### To be done
Will you give every entry again exactly as it stands?

▽

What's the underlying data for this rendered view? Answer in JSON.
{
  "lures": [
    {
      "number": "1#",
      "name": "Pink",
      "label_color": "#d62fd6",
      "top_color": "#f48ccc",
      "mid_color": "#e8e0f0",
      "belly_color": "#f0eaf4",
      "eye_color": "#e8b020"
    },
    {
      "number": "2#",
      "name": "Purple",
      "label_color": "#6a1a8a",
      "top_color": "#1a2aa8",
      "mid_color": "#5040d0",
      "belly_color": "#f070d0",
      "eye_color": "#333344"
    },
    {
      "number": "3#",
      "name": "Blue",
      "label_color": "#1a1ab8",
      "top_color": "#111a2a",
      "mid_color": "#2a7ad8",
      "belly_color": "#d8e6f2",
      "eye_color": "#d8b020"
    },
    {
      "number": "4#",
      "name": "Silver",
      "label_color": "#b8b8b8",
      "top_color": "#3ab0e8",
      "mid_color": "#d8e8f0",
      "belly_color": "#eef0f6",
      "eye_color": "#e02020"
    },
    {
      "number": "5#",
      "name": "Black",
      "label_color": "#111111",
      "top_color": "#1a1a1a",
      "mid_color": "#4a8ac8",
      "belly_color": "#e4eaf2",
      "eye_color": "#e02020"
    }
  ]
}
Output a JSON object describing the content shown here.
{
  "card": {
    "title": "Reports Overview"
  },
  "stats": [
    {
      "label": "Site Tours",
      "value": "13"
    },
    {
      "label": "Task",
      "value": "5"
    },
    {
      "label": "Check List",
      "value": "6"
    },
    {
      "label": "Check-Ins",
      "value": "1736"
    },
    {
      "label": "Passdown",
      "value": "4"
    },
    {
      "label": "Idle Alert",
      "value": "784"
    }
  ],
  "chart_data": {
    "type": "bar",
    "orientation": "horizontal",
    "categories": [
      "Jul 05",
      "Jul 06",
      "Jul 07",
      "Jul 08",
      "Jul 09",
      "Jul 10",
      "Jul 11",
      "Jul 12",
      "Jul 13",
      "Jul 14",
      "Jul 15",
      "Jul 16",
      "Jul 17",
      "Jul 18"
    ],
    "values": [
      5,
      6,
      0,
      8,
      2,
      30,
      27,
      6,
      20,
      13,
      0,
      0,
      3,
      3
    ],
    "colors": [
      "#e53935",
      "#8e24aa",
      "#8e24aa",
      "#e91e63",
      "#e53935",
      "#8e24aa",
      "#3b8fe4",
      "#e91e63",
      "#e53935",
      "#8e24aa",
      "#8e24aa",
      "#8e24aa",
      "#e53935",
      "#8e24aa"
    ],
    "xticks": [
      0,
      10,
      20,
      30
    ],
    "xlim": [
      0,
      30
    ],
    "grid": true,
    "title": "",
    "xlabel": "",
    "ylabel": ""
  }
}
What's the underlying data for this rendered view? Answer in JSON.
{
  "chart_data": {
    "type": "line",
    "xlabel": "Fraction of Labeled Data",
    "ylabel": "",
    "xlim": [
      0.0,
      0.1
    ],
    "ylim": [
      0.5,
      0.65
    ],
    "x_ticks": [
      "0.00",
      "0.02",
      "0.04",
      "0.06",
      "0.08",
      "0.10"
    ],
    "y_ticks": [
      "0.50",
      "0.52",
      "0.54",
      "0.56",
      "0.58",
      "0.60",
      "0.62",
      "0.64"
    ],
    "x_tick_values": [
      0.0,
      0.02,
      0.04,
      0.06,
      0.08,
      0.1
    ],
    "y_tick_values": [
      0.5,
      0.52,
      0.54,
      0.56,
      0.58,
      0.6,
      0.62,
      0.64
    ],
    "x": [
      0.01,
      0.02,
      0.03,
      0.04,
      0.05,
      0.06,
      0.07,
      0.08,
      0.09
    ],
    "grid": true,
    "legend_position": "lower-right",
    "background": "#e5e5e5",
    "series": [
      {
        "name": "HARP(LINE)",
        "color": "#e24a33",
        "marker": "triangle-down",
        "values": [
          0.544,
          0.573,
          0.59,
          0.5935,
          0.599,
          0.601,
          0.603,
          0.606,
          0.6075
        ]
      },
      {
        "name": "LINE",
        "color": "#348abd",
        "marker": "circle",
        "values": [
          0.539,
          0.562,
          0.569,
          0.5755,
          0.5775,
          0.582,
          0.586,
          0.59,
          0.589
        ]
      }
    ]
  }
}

△

### Output of the task
What's the underlying data for this rendered view? Answer in JSON.
{
  "lures": [
    {
      "number": "1#",
      "name": "Pink",
      "label_color": "#d62fd6",
      "top_color": "#f48ccc",
      "mid_color": "#e8e0f0",
      "belly_color": "#f0eaf4",
      "eye_color": "#e8b020"
    },
    {
      "number": "2#",
      "name": "Purple",
      "label_color": "#6a1a8a",
      "top_color": "#1a2aa8",
      "mid_color": "#5040d0",
      "belly_color": "#f070d0",
      "eye_color": "#333344"
    },
    {
      "number": "3#",
      "name": "Blue",
      "label_color": "#1a1ab8",
      "top_color": "#111a2a",
      "mid_color": "#2a7ad8",
      "belly_color": "#d8e6f2",
      "eye_color": "#d8b020"
    },
    {
      "number": "4#",
      "name": "Silver",
      "label_color": "#b8b8b8",
      "top_color": "#3ab0e8",
      "mid_color": "#d8e8f0",
      "belly_color": "#eef0f6",
      "eye_color": "#e02020"
    },
    {
      "number": "5#",
      "name": "Black",
      "label_color": "#111111",
      "top_color": "#1a1a1a",
      "mid_color": "#4a8ac8",
      "belly_color": "#e4eaf2",
      "eye_color": "#e02020"
    }
  ]
}
Output a JSON object describing the content shown here.
{
  "card": {
    "title": "Reports Overview"
  },
  "stats": [
    {
      "label": "Site Tours",
      "value": "13"
    },
    {
      "label": "Task",
      "value": "5"
    },
    {
      "label": "Check List",
      "value": "6"
    },
    {
      "label": "Check-Ins",
      "value": "1736"
    },
    {
      "label": "Passdown",
      "value": "4"
    },
    {
      "label": "Idle Alert",
      "value": "784"
    }
  ],
  "chart_data": {
    "type": "bar",
    "orientation": "horizontal",
    "categories": [
      "Jul 05",
      "Jul 06",
      "Jul 07",
      "Jul 08",
      "Jul 09",
      "Jul 10",
      "Jul 11",
      "Jul 12",
      "Jul 13",
      "Jul 14",
      "Jul 15",
      "Jul 16",
      "Jul 17",
      "Jul 18"
    ],
    "values": [
      5,
      6,
      0,
      8,
      2,
      30,
      27,
      6,
      20,
      13,
      0,
      0,
      3,
      3
    ],
    "colors": [
      "#e53935",
      "#8e24aa",
      "#8e24aa",
      "#e91e63",
      "#e53935",
      "#8e24aa",
      "#3b8fe4",
      "#e91e63",
      "#e53935",
      "#8e24aa",
      "#8e24aa",
      "#8e24aa",
      "#e53935",
      "#8e24aa"
    ],
    "xticks": [
      0,
      10,
      20,
      30
    ],
    "xlim": [
      0,
      30
    ],
    "grid": true,
    "title": "",
    "xlabel": "",
    "ylabel": ""
  }
}
What's the underlying data for this rendered view? Answer in JSON.
{
  "chart_data": {
    "type": "line",
    "xlabel": "Fraction of Labeled Data",
    "ylabel": "",
    "xlim": [
      0.0,
      0.1
    ],
    "ylim": [
      0.5,
      0.65
    ],
    "x_ticks": [
      "0.00",
      "0.02",
      "0.04",
      "0.06",
      "0.08",
      "0.10"
    ],
    "y_ticks": [
      "0.50",
      "0.52",
      "0.54",
      "0.56",
      "0.58",
      "0.60",
      "0.62",
      "0.64"
    ],
    "x_tick_values": [
      0.0,
      0.02,
      0.04,
      0.06,
      0.08,
      0.1
    ],
    "y_tick_values": [
      0.5,
      0.52,
      0.54,
      0.56,
      0.58,
      0.6,
      0.62,
      0.64
    ],
    "x": [
      0.01,
      0.02,
      0.03,
      0.04,
      0.05,
      0.06,
      0.07,
      0.08,
      0.09
    ],
    "grid": true,
    "legend_position": "lower-right",
    "background": "#e5e5e5",
    "series": [
      {
        "name": "HARP(LINE)",
        "color": "#e24a33",
        "marker": "triangle-down",
        "values": [
          0.544,
          0.573,
          0.59,
          0.5935,
          0.599,
          0.601,
          0.603,
          0.606,
          0.6075
        ]
      },
      {
        "name": "LINE",
        "color": "#348abd",
        "marker": "circle",
        "values": [
          0.539,
          0.562,
          0.569,
          0.5755,
          0.5775,
          0.582,
          0.586,
          0.59,
          0.589
        ]
      }
    ]
  }
}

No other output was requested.